EXTRACTED ENTRIES:
****************

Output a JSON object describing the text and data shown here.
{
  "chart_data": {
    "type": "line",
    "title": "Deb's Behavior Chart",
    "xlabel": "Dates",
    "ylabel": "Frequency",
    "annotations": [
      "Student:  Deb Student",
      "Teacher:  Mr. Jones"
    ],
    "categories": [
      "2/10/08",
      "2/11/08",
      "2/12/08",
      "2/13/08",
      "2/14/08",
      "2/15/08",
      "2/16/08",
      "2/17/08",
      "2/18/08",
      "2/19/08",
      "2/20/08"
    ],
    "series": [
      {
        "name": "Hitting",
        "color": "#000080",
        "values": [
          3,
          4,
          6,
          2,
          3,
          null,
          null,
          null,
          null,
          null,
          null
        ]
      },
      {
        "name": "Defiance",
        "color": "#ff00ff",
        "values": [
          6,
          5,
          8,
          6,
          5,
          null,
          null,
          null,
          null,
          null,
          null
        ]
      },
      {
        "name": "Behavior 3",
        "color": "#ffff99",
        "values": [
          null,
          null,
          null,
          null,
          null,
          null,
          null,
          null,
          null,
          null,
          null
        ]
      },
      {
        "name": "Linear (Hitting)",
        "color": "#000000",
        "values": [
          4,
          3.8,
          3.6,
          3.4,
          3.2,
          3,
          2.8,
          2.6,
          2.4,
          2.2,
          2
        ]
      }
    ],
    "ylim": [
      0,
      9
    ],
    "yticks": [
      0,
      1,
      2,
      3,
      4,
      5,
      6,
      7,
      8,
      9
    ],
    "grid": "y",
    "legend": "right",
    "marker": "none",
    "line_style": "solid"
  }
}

****************

Which lines contain the word "name"? Copy each one.

        "name": "Hitting",
        "name": "Defiance",
        "name": "Behavior 3",
        "name": "Linear (Hitting)",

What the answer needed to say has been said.